Say how many lines contain "name", using only the number.

◆ Supplied material:

>>>

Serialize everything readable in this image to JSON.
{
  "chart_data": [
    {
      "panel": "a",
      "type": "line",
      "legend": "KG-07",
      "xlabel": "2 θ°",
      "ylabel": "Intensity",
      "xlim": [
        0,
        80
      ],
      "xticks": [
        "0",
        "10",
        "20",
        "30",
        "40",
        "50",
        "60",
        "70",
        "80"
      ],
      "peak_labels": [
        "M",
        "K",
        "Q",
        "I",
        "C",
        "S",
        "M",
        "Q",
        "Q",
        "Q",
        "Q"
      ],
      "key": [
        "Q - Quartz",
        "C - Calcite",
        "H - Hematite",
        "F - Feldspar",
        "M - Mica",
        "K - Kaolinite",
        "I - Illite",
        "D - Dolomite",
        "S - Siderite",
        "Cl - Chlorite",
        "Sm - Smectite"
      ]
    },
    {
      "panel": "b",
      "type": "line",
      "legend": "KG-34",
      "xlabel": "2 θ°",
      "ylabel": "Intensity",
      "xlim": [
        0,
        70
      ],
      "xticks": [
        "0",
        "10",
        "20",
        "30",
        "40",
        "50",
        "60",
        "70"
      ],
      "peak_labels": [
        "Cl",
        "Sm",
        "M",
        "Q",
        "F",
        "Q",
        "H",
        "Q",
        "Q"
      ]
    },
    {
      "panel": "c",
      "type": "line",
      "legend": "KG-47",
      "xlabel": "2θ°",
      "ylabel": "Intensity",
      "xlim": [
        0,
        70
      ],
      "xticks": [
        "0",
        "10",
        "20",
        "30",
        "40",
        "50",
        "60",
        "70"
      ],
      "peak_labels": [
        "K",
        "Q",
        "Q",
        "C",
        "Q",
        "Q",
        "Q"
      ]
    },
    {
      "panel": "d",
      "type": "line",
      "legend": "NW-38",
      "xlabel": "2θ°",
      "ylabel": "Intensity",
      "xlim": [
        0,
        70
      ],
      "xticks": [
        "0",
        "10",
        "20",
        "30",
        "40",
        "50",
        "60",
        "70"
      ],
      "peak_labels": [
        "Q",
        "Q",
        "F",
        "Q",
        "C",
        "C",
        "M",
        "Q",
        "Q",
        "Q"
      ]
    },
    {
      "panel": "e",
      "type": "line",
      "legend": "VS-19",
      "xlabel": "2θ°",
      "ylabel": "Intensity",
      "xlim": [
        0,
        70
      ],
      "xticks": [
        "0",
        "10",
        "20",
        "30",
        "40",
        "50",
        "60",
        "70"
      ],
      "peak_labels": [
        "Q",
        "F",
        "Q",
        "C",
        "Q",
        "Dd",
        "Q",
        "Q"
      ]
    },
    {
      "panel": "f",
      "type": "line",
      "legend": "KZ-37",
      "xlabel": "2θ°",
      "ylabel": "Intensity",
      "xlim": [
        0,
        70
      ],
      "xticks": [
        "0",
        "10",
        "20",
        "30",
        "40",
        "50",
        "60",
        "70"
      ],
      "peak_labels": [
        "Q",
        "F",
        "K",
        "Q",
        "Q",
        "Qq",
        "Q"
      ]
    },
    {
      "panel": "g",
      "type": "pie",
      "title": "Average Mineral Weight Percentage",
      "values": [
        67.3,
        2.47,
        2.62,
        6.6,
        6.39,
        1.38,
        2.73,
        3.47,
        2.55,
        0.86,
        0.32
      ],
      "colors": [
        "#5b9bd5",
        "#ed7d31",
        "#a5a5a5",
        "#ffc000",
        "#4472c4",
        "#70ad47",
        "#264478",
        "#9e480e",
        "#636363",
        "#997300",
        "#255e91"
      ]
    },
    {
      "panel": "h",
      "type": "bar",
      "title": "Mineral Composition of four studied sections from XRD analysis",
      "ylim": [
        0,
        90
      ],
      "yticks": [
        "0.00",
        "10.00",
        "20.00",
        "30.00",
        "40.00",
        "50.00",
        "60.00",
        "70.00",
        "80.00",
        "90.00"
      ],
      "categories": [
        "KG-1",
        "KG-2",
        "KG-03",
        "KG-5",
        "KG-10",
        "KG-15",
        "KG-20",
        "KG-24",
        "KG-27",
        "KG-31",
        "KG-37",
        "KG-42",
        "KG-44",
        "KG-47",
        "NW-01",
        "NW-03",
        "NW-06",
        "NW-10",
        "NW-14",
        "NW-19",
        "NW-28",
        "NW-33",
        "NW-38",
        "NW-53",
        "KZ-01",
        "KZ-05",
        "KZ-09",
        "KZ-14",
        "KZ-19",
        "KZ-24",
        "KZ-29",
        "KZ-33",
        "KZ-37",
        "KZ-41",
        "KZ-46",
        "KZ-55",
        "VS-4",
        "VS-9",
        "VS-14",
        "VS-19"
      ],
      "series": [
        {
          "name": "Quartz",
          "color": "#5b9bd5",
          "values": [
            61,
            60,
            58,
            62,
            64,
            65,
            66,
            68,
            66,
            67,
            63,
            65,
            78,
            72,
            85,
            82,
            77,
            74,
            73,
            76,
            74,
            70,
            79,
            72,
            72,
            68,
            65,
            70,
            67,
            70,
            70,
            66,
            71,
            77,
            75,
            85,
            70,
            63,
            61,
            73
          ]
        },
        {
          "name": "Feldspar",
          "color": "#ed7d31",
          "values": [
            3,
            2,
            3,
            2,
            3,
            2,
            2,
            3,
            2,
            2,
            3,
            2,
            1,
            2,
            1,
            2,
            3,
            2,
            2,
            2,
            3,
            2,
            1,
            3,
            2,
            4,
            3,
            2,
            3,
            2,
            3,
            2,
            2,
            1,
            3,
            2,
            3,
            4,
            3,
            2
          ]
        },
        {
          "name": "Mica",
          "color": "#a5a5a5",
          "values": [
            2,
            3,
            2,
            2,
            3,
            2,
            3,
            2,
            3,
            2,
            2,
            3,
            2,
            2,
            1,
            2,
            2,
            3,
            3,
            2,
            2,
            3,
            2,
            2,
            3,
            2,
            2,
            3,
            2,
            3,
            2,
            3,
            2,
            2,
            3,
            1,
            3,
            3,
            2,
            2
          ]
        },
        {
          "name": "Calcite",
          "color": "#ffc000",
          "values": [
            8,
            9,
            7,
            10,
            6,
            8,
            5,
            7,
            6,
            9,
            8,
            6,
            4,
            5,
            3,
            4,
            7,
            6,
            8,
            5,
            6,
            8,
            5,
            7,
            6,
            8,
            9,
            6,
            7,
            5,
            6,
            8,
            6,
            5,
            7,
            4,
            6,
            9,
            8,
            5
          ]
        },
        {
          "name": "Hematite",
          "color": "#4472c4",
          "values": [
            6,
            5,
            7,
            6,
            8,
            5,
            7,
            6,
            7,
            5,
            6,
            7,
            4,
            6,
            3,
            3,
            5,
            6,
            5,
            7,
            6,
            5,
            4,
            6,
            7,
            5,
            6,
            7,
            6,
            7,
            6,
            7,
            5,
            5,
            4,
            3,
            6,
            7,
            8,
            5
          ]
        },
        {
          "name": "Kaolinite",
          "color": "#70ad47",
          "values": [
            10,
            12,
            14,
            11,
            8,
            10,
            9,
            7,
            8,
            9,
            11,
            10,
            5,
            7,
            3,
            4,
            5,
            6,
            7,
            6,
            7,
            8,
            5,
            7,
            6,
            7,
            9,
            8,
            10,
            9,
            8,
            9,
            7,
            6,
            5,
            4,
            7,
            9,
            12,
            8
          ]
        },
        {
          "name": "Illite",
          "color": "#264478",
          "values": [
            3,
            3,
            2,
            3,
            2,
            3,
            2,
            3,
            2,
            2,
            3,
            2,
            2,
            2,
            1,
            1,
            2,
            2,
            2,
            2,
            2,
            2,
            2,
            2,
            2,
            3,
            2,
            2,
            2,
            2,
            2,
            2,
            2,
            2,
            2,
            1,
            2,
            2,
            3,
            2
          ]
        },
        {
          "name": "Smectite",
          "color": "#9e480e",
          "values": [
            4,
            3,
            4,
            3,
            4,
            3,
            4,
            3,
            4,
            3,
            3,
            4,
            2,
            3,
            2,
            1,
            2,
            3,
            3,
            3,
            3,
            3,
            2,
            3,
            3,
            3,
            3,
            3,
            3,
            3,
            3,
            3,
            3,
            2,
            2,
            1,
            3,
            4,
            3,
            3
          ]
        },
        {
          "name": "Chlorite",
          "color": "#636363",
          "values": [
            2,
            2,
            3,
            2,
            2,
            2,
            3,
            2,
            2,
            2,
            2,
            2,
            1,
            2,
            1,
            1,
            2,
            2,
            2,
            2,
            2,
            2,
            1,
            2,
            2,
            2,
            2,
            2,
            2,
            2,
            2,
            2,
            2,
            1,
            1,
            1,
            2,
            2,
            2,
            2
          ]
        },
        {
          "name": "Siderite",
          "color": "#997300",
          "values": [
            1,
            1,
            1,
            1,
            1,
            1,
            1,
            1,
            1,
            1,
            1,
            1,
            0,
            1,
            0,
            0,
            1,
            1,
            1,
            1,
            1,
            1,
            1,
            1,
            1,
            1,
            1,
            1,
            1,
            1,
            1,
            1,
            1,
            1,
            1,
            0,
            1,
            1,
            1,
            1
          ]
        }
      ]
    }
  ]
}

<<<

◆ Output for this exercise:
10